*STATED GOAL*. List every line in this data where the string "ylabel" occurs.
----- GIVEN RECORDS -----
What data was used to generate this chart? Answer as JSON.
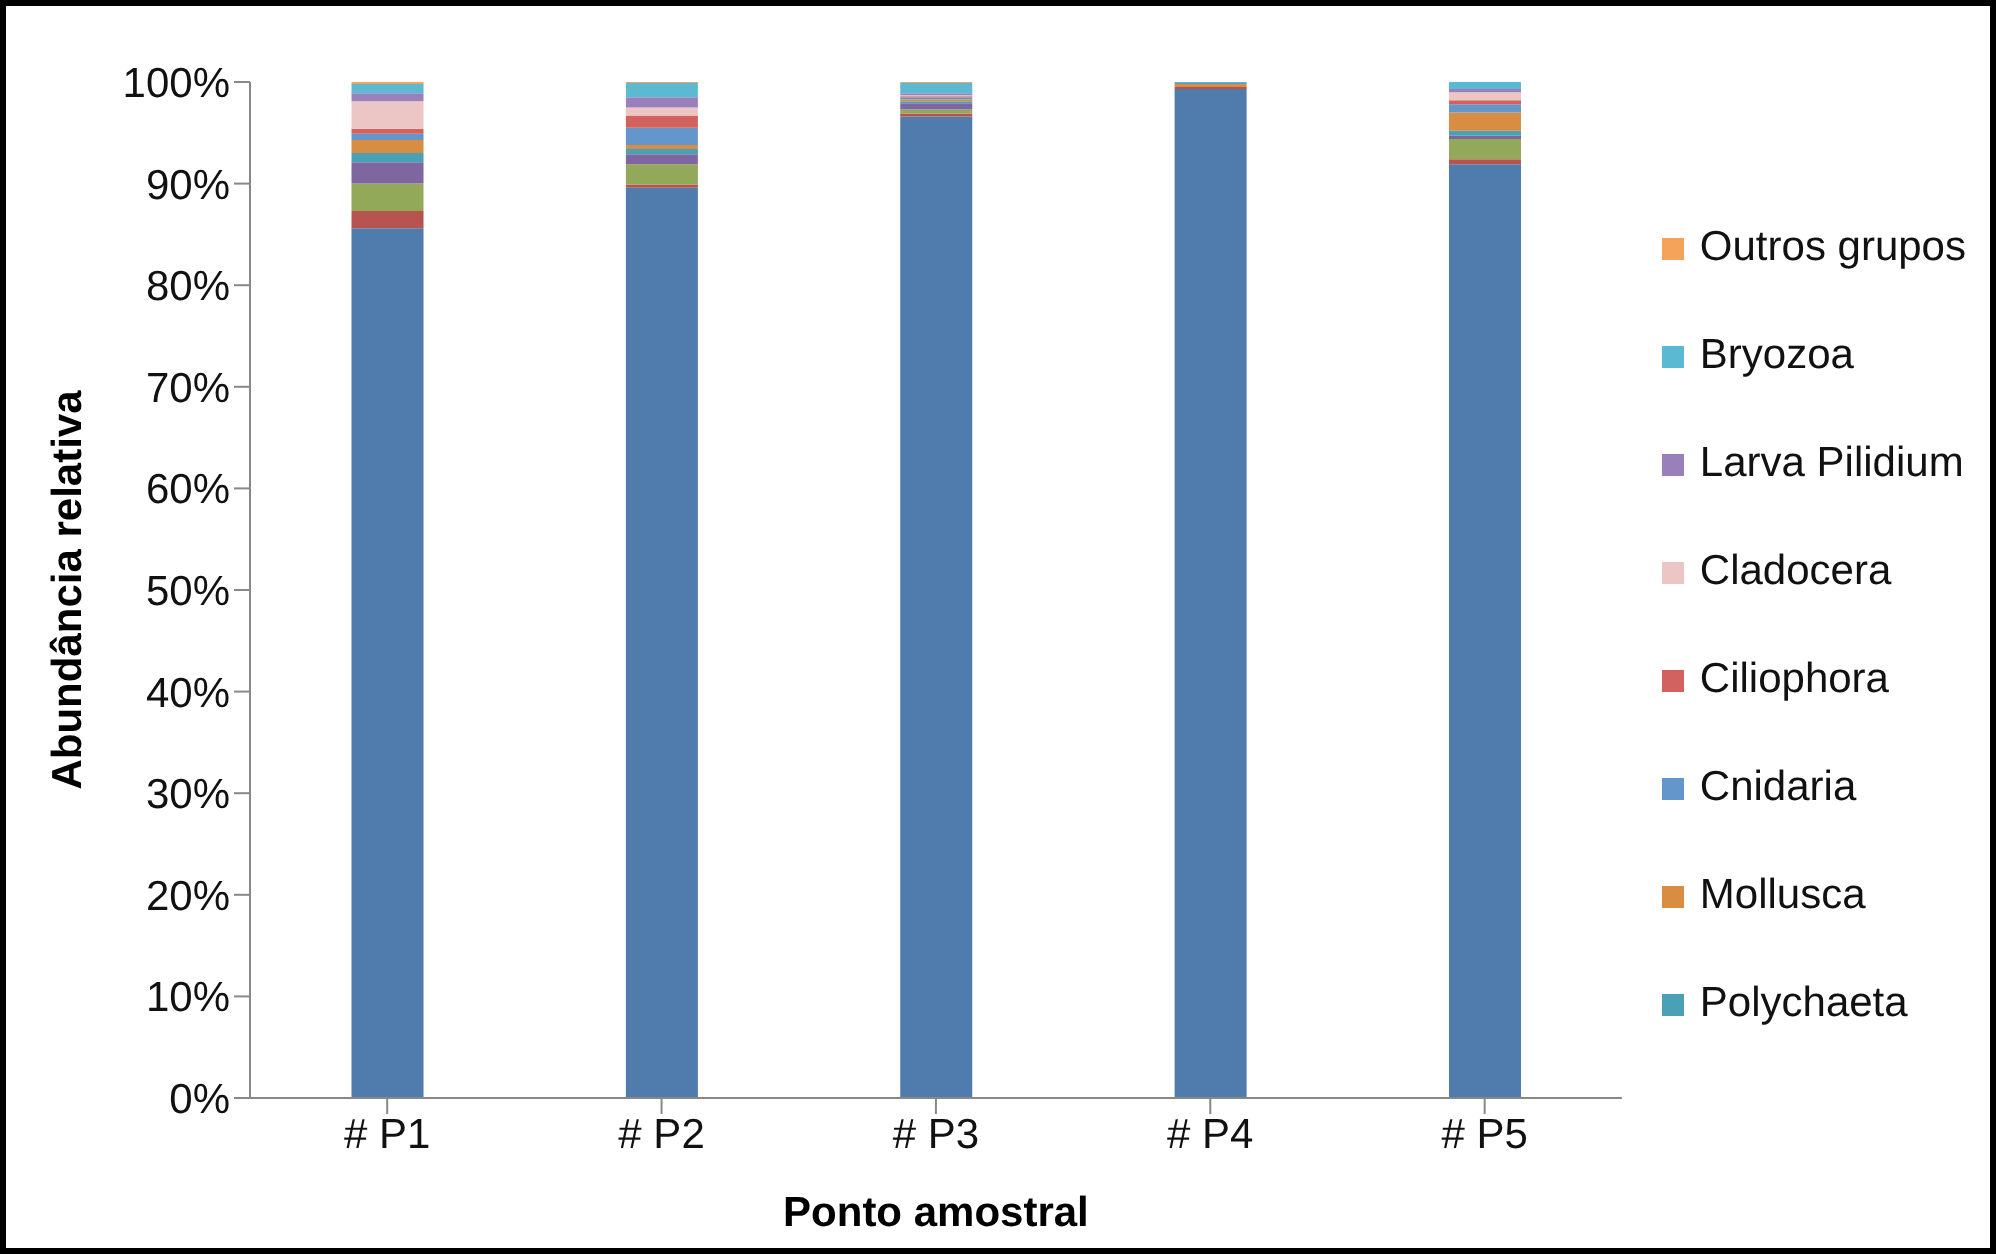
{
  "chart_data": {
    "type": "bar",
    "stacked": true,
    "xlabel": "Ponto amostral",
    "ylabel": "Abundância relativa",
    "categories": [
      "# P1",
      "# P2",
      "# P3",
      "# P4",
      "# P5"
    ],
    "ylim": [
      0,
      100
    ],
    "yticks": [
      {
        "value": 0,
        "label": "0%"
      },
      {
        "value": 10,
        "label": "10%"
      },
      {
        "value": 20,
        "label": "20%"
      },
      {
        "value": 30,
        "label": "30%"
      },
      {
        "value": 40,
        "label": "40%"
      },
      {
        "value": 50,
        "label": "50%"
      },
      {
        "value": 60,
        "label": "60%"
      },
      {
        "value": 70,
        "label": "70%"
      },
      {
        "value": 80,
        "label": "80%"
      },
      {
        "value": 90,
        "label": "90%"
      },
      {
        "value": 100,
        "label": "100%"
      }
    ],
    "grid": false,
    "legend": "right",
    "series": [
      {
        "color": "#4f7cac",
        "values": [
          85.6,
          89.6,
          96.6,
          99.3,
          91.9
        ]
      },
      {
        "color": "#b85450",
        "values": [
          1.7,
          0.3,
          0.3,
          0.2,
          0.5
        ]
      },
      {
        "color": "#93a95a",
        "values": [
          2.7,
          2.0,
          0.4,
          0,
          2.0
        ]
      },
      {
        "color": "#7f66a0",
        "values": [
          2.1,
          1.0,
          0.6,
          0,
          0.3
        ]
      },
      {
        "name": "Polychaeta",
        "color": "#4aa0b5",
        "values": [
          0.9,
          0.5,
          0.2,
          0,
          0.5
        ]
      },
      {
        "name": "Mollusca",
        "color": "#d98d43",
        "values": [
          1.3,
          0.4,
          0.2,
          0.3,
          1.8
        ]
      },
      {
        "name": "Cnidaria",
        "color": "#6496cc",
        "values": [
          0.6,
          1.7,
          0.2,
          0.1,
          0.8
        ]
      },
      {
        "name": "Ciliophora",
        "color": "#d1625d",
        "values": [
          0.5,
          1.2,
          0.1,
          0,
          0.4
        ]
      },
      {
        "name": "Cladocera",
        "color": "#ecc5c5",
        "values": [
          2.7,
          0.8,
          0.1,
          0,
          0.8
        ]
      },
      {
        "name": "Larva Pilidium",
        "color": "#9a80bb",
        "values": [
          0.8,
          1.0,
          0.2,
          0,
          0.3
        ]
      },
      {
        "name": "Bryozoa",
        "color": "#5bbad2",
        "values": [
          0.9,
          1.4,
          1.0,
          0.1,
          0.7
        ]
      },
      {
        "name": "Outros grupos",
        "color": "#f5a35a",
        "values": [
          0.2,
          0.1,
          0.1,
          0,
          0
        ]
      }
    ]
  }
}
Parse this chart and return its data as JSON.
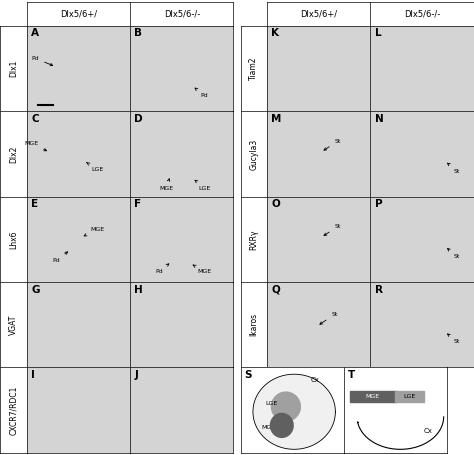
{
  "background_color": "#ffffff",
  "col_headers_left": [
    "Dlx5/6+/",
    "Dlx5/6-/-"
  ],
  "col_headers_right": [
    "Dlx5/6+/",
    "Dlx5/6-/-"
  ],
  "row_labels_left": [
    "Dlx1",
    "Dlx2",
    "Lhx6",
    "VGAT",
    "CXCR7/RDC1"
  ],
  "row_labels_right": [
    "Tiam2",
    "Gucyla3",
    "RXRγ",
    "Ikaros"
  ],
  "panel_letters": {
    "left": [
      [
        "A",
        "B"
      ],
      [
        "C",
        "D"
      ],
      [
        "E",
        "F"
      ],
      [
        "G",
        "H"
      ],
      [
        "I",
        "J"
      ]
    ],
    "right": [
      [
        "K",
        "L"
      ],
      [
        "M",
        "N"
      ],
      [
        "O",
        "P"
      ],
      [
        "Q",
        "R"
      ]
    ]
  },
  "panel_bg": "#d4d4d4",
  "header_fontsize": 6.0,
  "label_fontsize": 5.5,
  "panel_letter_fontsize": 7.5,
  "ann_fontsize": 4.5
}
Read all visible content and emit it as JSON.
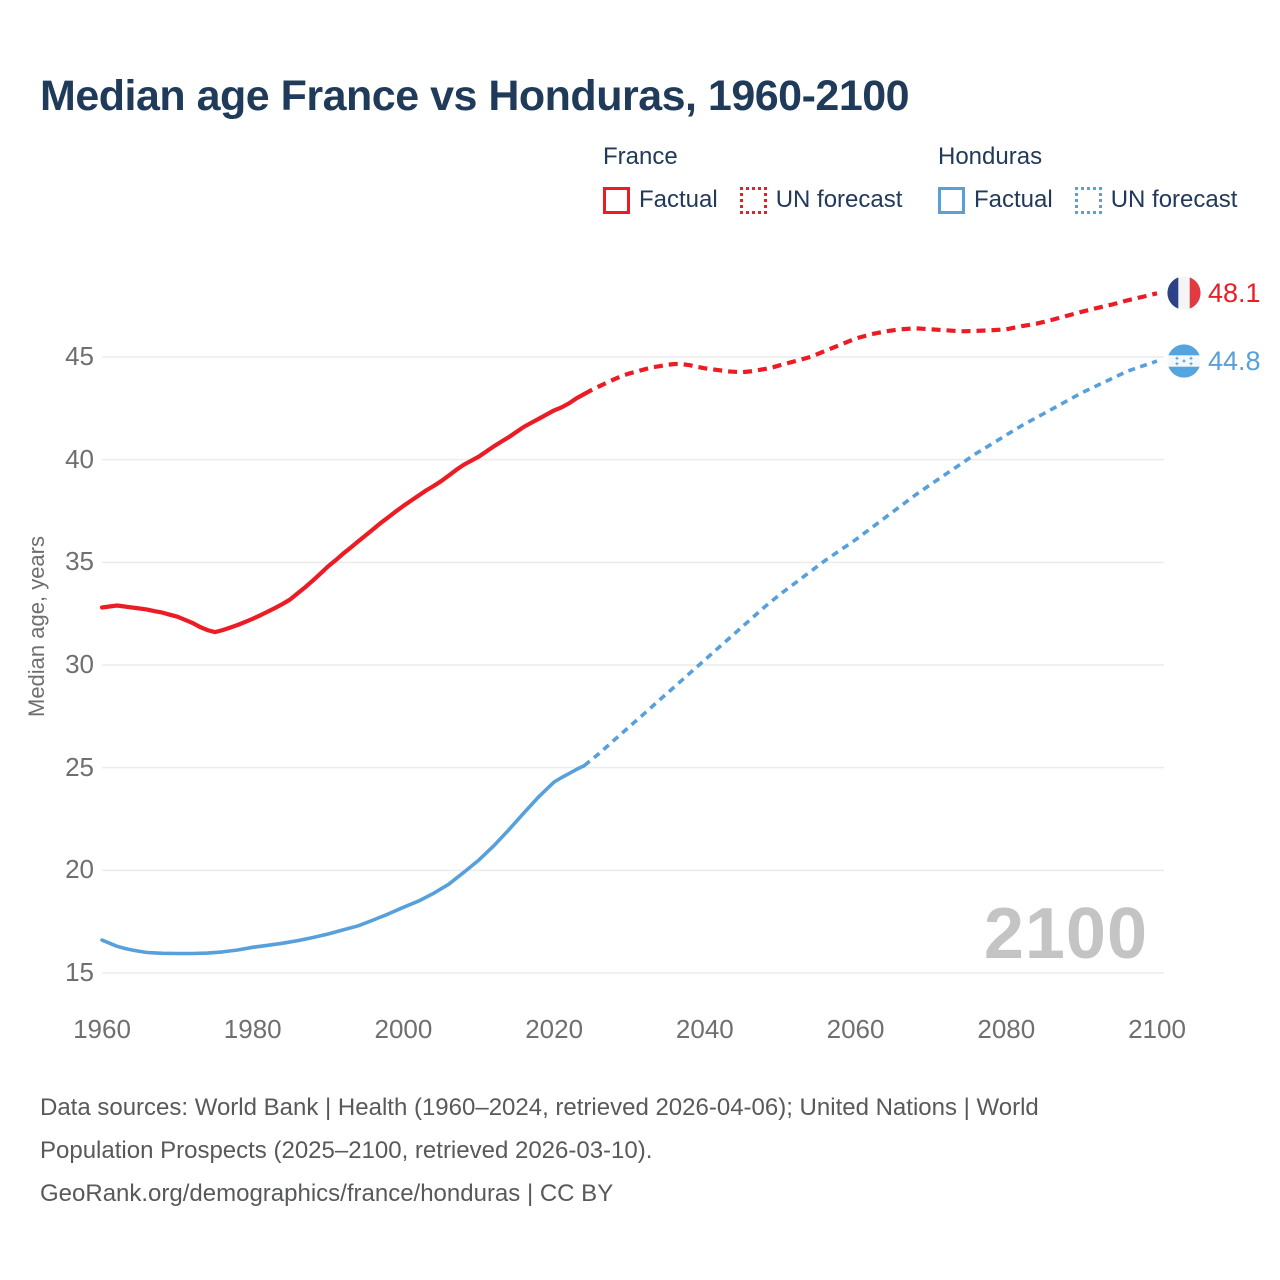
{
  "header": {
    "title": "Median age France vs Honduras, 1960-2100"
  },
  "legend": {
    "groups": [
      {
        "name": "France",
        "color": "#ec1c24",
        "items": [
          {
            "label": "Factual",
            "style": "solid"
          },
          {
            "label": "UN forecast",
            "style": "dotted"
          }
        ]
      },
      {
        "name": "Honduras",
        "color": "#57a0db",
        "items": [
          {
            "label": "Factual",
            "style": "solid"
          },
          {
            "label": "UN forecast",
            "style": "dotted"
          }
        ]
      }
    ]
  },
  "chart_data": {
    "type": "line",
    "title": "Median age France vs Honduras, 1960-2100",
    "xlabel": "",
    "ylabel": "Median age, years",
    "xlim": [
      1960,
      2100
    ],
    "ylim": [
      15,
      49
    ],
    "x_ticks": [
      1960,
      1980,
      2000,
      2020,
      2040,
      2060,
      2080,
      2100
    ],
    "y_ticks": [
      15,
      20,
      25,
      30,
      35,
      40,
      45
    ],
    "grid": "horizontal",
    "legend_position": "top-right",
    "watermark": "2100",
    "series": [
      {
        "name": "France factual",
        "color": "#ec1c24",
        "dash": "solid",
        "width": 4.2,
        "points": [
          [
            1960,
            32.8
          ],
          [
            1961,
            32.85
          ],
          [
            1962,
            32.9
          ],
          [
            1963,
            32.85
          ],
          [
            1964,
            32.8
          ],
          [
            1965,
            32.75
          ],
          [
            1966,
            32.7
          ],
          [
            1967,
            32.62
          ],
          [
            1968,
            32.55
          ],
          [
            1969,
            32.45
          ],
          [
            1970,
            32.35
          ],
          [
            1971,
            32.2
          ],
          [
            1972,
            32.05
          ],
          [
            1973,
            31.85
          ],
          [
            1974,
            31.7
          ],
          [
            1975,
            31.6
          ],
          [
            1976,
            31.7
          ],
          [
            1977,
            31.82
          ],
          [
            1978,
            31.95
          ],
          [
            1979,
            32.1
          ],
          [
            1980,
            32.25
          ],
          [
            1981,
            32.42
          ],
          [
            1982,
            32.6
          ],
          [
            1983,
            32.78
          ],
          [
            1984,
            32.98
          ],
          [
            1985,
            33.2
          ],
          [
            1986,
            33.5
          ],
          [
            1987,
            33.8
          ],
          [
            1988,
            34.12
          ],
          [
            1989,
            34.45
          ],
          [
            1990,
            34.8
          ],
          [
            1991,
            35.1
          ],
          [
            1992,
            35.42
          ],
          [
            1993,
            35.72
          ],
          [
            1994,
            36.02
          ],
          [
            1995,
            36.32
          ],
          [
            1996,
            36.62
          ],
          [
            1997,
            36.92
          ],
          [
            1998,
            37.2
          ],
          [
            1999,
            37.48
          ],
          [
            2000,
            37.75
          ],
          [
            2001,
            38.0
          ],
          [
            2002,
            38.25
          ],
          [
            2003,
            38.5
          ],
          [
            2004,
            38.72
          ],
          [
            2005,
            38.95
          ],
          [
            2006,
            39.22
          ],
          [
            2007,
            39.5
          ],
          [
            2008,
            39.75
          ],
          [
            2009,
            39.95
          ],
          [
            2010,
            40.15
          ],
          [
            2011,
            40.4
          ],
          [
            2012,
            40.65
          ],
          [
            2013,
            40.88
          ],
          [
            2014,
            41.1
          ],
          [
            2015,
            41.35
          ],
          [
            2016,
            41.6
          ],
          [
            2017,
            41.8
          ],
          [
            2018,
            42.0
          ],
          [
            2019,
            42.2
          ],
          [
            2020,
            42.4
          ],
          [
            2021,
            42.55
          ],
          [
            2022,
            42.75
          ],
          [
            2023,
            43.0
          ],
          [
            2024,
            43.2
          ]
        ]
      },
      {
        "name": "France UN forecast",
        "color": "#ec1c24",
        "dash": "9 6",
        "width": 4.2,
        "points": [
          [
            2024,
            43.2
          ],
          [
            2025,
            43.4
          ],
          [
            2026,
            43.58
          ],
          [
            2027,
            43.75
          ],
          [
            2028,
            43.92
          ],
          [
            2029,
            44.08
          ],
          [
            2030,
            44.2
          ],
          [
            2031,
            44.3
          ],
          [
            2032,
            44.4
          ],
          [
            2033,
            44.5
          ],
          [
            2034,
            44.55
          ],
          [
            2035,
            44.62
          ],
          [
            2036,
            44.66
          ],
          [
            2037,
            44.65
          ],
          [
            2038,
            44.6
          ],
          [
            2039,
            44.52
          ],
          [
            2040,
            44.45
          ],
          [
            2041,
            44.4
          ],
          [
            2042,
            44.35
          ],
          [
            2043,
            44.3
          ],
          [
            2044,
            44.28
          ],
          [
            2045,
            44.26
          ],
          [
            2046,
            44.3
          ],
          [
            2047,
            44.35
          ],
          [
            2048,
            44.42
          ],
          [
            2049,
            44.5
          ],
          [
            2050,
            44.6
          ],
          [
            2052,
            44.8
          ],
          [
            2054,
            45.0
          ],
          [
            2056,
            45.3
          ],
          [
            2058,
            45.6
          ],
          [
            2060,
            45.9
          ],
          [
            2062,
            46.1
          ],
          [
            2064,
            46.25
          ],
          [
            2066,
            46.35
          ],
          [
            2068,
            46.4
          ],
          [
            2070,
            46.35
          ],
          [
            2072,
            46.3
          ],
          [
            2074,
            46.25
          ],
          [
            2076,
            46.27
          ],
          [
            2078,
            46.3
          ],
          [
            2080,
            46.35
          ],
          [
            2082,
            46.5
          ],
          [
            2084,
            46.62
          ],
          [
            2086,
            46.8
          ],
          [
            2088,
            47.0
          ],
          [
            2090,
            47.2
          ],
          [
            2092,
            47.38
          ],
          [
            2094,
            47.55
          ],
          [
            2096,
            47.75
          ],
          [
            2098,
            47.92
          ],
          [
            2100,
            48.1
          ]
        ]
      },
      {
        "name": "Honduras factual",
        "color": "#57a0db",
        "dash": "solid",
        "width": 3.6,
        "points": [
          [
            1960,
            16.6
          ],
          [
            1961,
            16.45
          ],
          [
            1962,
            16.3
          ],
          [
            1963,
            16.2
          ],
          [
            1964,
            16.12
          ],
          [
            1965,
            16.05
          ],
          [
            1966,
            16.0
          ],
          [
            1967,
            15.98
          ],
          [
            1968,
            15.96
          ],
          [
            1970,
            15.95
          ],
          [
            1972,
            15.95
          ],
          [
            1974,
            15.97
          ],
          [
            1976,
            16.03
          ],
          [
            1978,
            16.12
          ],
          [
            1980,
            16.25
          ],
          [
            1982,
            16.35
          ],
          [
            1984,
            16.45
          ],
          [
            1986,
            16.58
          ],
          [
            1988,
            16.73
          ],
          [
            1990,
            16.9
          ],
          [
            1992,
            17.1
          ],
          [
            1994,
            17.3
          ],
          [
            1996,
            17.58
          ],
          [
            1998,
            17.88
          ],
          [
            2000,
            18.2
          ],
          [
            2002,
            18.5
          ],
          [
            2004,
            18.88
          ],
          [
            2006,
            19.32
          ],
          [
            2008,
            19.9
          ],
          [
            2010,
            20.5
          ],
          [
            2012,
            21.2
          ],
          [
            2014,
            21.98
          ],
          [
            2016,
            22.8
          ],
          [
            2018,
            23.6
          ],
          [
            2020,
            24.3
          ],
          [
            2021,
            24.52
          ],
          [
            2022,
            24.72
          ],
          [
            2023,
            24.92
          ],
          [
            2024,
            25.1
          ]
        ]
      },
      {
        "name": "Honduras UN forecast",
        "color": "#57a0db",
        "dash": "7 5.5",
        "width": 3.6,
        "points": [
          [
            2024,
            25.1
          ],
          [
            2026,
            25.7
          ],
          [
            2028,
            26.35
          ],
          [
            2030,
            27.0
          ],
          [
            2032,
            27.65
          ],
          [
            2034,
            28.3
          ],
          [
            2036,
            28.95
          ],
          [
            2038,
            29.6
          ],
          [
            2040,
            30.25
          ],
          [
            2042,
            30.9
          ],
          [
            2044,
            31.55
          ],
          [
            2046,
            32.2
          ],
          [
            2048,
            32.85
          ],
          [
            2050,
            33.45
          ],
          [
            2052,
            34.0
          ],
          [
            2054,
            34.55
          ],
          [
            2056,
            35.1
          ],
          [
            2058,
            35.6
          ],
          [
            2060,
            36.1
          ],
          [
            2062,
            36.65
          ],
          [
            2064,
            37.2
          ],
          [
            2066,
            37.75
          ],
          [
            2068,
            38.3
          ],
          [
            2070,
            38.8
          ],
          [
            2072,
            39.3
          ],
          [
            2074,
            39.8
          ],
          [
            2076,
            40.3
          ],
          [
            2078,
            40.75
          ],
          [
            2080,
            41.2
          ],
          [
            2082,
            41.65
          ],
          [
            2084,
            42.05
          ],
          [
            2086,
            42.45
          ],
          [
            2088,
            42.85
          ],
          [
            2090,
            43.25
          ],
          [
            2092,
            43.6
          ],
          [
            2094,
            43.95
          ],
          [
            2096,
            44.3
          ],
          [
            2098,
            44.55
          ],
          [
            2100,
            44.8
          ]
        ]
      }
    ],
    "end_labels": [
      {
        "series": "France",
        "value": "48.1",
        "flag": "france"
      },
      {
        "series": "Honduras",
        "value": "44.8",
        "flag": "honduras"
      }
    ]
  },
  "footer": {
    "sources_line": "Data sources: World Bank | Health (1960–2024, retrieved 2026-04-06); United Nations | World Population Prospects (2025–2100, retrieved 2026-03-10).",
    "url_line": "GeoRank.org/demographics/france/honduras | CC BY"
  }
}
-----
*OUTPUT BELOW*.
    "ylabel": "Abundância relativa",
    "ylabel": "Median age, years",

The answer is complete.